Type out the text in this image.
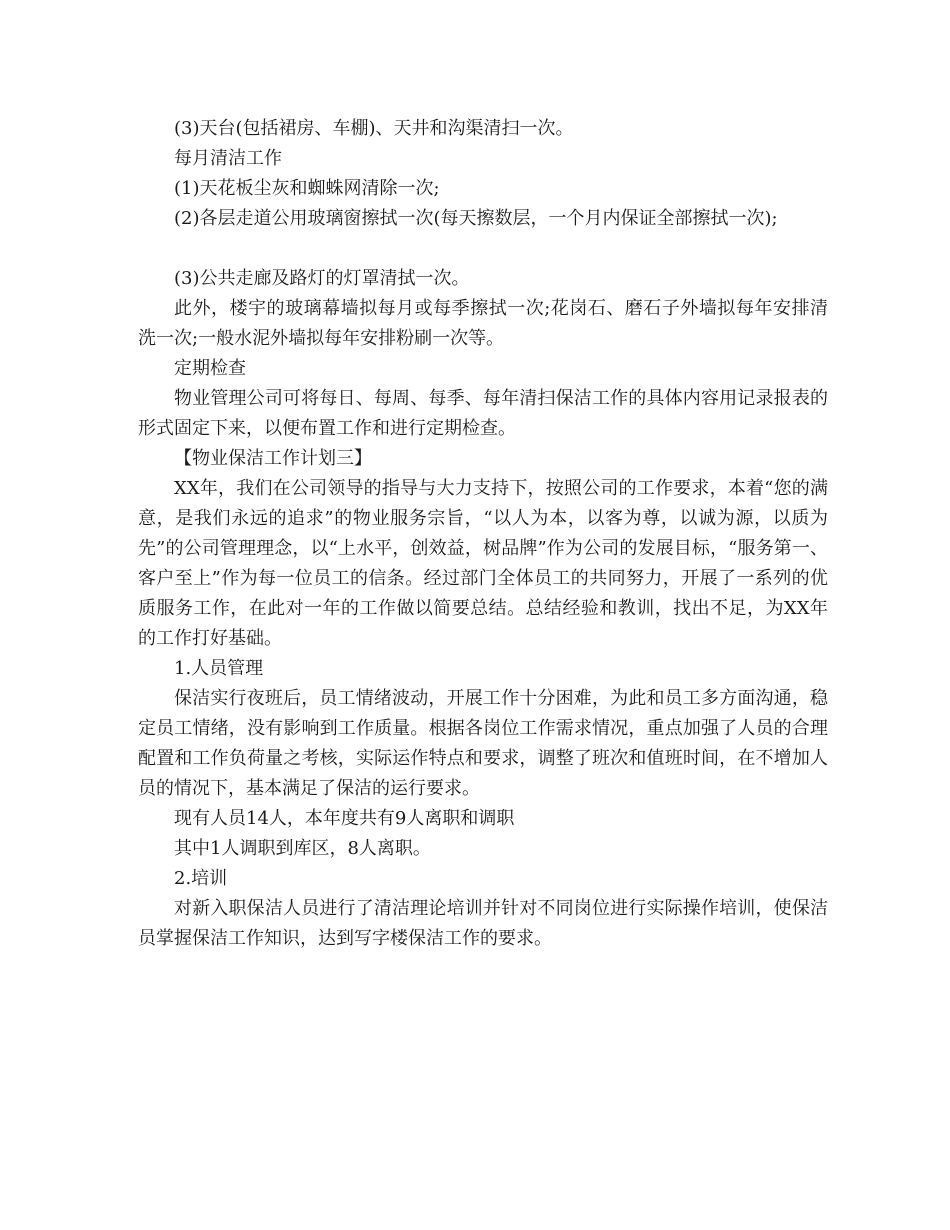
(3)天台(包括裙房、车棚)、天井和沟渠清扫一次。

每月清洁工作

(1)天花板尘灰和蜘蛛网清除一次;

(2)各层走道公用玻璃窗擦拭一次(每天擦数层，一个月内保证全部擦拭一次);

(3)公共走廊及路灯的灯罩清拭一次。

此外，楼宇的玻璃幕墙拟每月或每季擦拭一次;花岗石、磨石子外墙拟每年安排清洗一次;一般水泥外墙拟每年安排粉刷一次等。

定期检查

物业管理公司可将每日、每周、每季、每年清扫保洁工作的具体内容用记录报表的形式固定下来，以便布置工作和进行定期检查。

【物业保洁工作计划三】

XX年，我们在公司领导的指导与大力支持下，按照公司的工作要求，本着“您的满意，是我们永远的追求”的物业服务宗旨，“以人为本，以客为尊，以诚为源，以质为先”的公司管理理念，以“上水平，创效益，树品牌”作为公司的发展目标，“服务第一、客户至上”作为每一位员工的信条。经过部门全体员工的共同努力，开展了一系列的优质服务工作，在此对一年的工作做以简要总结。总结经验和教训，找出不足，为XX年的工作打好基础。

1.人员管理

保洁实行夜班后，员工情绪波动，开展工作十分困难，为此和员工多方面沟通，稳定员工情绪，没有影响到工作质量。根据各岗位工作需求情况，重点加强了人员的合理配置和工作负荷量之考核，实际运作特点和要求，调整了班次和值班时间，在不增加人员的情况下，基本满足了保洁的运行要求。

现有人员14人，本年度共有9人离职和调职

其中1人调职到库区，8人离职。

2.培训

对新入职保洁人员进行了清洁理论培训并针对不同岗位进行实际操作培训，使保洁员掌握保洁工作知识，达到写字楼保洁工作的要求。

● **GOAL OF THE EXERCISE**:
All the records need to be repeated exactly, with the images dropped.

● **WRITTEN SOLUTION**:
Type out the text in this image.
(3)天台(包括裙房、车棚)、天井和沟渠清扫一次。

每月清洁工作

(1)天花板尘灰和蜘蛛网清除一次;

(2)各层走道公用玻璃窗擦拭一次(每天擦数层，一个月内保证全部擦拭一次);

(3)公共走廊及路灯的灯罩清拭一次。

此外，楼宇的玻璃幕墙拟每月或每季擦拭一次;花岗石、磨石子外墙拟每年安排清洗一次;一般水泥外墙拟每年安排粉刷一次等。

定期检查

物业管理公司可将每日、每周、每季、每年清扫保洁工作的具体内容用记录报表的形式固定下来，以便布置工作和进行定期检查。

【物业保洁工作计划三】

XX年，我们在公司领导的指导与大力支持下，按照公司的工作要求，本着“您的满意，是我们永远的追求”的物业服务宗旨，“以人为本，以客为尊，以诚为源，以质为先”的公司管理理念，以“上水平，创效益，树品牌”作为公司的发展目标，“服务第一、客户至上”作为每一位员工的信条。经过部门全体员工的共同努力，开展了一系列的优质服务工作，在此对一年的工作做以简要总结。总结经验和教训，找出不足，为XX年的工作打好基础。

1.人员管理

保洁实行夜班后，员工情绪波动，开展工作十分困难，为此和员工多方面沟通，稳定员工情绪，没有影响到工作质量。根据各岗位工作需求情况，重点加强了人员的合理配置和工作负荷量之考核，实际运作特点和要求，调整了班次和值班时间，在不增加人员的情况下，基本满足了保洁的运行要求。

现有人员14人，本年度共有9人离职和调职

其中1人调职到库区，8人离职。

2.培训

对新入职保洁人员进行了清洁理论培训并针对不同岗位进行实际操作培训，使保洁员掌握保洁工作知识，达到写字楼保洁工作的要求。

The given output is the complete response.